### GIVEN TASK
Each record below should appear again exactly as written.

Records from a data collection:

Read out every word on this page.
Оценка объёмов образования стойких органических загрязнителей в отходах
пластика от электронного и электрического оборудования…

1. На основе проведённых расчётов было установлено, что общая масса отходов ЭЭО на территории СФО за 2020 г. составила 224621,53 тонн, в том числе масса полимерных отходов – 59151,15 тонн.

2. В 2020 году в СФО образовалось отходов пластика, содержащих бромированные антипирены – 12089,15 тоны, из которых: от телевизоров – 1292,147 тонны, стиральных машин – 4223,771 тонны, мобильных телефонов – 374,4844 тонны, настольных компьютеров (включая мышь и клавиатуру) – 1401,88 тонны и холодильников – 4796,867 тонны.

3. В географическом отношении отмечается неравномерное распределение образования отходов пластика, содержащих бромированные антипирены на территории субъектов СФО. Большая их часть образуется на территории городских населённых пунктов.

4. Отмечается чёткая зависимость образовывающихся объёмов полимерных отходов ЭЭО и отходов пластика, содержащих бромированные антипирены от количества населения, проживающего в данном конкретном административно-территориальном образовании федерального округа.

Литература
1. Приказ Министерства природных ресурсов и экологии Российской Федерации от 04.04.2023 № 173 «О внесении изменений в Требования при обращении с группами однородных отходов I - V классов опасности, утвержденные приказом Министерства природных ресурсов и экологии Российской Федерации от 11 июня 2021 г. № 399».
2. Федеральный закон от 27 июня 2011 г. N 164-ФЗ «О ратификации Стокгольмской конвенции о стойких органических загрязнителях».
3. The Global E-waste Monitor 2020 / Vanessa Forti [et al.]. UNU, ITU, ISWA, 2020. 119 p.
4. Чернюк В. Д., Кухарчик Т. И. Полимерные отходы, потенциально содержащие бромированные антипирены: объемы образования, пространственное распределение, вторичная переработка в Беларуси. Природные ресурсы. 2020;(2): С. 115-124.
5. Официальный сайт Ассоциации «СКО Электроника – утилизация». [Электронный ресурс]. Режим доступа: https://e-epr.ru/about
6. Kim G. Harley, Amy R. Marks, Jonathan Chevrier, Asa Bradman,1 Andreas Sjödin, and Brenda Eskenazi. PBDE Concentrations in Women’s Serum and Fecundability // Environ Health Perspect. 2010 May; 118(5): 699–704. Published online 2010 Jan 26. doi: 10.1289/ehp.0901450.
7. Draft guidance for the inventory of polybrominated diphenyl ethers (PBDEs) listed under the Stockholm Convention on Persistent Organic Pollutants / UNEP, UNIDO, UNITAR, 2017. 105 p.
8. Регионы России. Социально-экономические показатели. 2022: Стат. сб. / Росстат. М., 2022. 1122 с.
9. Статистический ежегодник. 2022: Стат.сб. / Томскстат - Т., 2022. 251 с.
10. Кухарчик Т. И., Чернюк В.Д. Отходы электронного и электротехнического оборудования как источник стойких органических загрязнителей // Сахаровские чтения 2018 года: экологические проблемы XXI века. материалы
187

### EXERCISE RESPONSE
Read out every word on this page.
Оценка объёмов образования стойких органических загрязнителей в отходах
пластика от электронного и электрического оборудования…

1. На основе проведённых расчётов было установлено, что общая масса отходов ЭЭО на территории СФО за 2020 г. составила 224621,53 тонн, в том числе масса полимерных отходов – 59151,15 тонн.

2. В 2020 году в СФО образовалось отходов пластика, содержащих бромированные антипирены – 12089,15 тоны, из которых: от телевизоров – 1292,147 тонны, стиральных машин – 4223,771 тонны, мобильных телефонов – 374,4844 тонны, настольных компьютеров (включая мышь и клавиатуру) – 1401,88 тонны и холодильников – 4796,867 тонны.

3. В географическом отношении отмечается неравномерное распределение образования отходов пластика, содержащих бромированные антипирены на территории субъектов СФО. Большая их часть образуется на территории городских населённых пунктов.

4. Отмечается чёткая зависимость образовывающихся объёмов полимерных отходов ЭЭО и отходов пластика, содержащих бромированные антипирены от количества населения, проживающего в данном конкретном административно-территориальном образовании федерального округа.

Литература
1. Приказ Министерства природных ресурсов и экологии Российской Федерации от 04.04.2023 № 173 «О внесении изменений в Требования при обращении с группами однородных отходов I - V классов опасности, утвержденные приказом Министерства природных ресурсов и экологии Российской Федерации от 11 июня 2021 г. № 399».
2. Федеральный закон от 27 июня 2011 г. N 164-ФЗ «О ратификации Стокгольмской конвенции о стойких органических загрязнителях».
3. The Global E-waste Monitor 2020 / Vanessa Forti [et al.]. UNU, ITU, ISWA, 2020. 119 p.
4. Чернюк В. Д., Кухарчик Т. И. Полимерные отходы, потенциально содержащие бромированные антипирены: объемы образования, пространственное распределение, вторичная переработка в Беларуси. Природные ресурсы. 2020;(2): С. 115-124.
5. Официальный сайт Ассоциации «СКО Электроника – утилизация». [Электронный ресурс]. Режим доступа: https://e-epr.ru/about
6. Kim G. Harley, Amy R. Marks, Jonathan Chevrier, Asa Bradman,1 Andreas Sjödin, and Brenda Eskenazi. PBDE Concentrations in Women’s Serum and Fecundability // Environ Health Perspect. 2010 May; 118(5): 699–704. Published online 2010 Jan 26. doi: 10.1289/ehp.0901450.
7. Draft guidance for the inventory of polybrominated diphenyl ethers (PBDEs) listed under the Stockholm Convention on Persistent Organic Pollutants / UNEP, UNIDO, UNITAR, 2017. 105 p.
8. Регионы России. Социально-экономические показатели. 2022: Стат. сб. / Росстат. М., 2022. 1122 с.
9. Статистический ежегодник. 2022: Стат.сб. / Томскстат - Т., 2022. 251 с.
10. Кухарчик Т. И., Чернюк В.Д. Отходы электронного и электротехнического оборудования как источник стойких органических загрязнителей // Сахаровские чтения 2018 года: экологические проблемы XXI века. материалы
187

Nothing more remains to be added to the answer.